_Collected data entries_:
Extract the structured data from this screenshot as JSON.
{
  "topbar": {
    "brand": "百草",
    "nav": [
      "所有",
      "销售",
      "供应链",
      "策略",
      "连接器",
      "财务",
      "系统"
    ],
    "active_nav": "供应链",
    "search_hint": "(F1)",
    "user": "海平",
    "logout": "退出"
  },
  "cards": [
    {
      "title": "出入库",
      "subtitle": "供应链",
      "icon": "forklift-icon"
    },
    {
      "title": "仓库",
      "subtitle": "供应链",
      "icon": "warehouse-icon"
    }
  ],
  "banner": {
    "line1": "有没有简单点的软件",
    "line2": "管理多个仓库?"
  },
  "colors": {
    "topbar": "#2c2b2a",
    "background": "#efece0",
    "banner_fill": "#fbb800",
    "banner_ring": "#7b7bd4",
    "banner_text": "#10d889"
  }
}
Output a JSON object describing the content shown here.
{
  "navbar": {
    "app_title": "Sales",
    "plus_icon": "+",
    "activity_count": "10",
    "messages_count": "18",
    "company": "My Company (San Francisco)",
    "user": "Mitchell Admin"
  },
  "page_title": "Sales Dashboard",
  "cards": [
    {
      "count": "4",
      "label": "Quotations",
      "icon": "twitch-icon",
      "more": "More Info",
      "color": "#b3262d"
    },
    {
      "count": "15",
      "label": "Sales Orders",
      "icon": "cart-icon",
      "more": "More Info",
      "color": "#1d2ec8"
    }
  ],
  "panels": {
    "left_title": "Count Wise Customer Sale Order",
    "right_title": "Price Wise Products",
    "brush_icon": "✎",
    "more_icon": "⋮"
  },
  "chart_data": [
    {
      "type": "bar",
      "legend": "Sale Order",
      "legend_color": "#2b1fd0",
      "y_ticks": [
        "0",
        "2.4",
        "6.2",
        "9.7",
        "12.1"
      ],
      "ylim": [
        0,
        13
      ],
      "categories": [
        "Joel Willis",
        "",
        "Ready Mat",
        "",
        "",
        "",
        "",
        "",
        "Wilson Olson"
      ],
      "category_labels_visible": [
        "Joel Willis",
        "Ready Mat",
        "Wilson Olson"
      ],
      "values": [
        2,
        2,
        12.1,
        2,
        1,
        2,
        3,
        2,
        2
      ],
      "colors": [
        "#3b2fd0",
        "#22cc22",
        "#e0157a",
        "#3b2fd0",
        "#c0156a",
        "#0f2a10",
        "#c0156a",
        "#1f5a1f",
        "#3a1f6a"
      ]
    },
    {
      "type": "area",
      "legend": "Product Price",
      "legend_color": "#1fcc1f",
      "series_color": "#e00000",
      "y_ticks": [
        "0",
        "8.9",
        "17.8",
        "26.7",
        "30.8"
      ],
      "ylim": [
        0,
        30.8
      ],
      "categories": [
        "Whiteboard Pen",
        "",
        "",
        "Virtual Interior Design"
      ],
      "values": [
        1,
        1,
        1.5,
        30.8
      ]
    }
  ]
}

_Exercise aim_: Only the lines from the one containing "Output a JSON" through the end of the material should be reproduced, exactly, with both ends included.

_Completed task_:
Output a JSON object describing the content shown here.
{
  "navbar": {
    "app_title": "Sales",
    "plus_icon": "+",
    "activity_count": "10",
    "messages_count": "18",
    "company": "My Company (San Francisco)",
    "user": "Mitchell Admin"
  },
  "page_title": "Sales Dashboard",
  "cards": [
    {
      "count": "4",
      "label": "Quotations",
      "icon": "twitch-icon",
      "more": "More Info",
      "color": "#b3262d"
    },
    {
      "count": "15",
      "label": "Sales Orders",
      "icon": "cart-icon",
      "more": "More Info",
      "color": "#1d2ec8"
    }
  ],
  "panels": {
    "left_title": "Count Wise Customer Sale Order",
    "right_title": "Price Wise Products",
    "brush_icon": "✎",
    "more_icon": "⋮"
  },
  "chart_data": [
    {
      "type": "bar",
      "legend": "Sale Order",
      "legend_color": "#2b1fd0",
      "y_ticks": [
        "0",
        "2.4",
        "6.2",
        "9.7",
        "12.1"
      ],
      "ylim": [
        0,
        13
      ],
      "categories": [
        "Joel Willis",
        "",
        "Ready Mat",
        "",
        "",
        "",
        "",
        "",
        "Wilson Olson"
      ],
      "category_labels_visible": [
        "Joel Willis",
        "Ready Mat",
        "Wilson Olson"
      ],
      "values": [
        2,
        2,
        12.1,
        2,
        1,
        2,
        3,
        2,
        2
      ],
      "colors": [
        "#3b2fd0",
        "#22cc22",
        "#e0157a",
        "#3b2fd0",
        "#c0156a",
        "#0f2a10",
        "#c0156a",
        "#1f5a1f",
        "#3a1f6a"
      ]
    },
    {
      "type": "area",
      "legend": "Product Price",
      "legend_color": "#1fcc1f",
      "series_color": "#e00000",
      "y_ticks": [
        "0",
        "8.9",
        "17.8",
        "26.7",
        "30.8"
      ],
      "ylim": [
        0,
        30.8
      ],
      "categories": [
        "Whiteboard Pen",
        "",
        "",
        "Virtual Interior Design"
      ],
      "values": [
        1,
        1,
        1.5,
        30.8
      ]
    }
  ]
}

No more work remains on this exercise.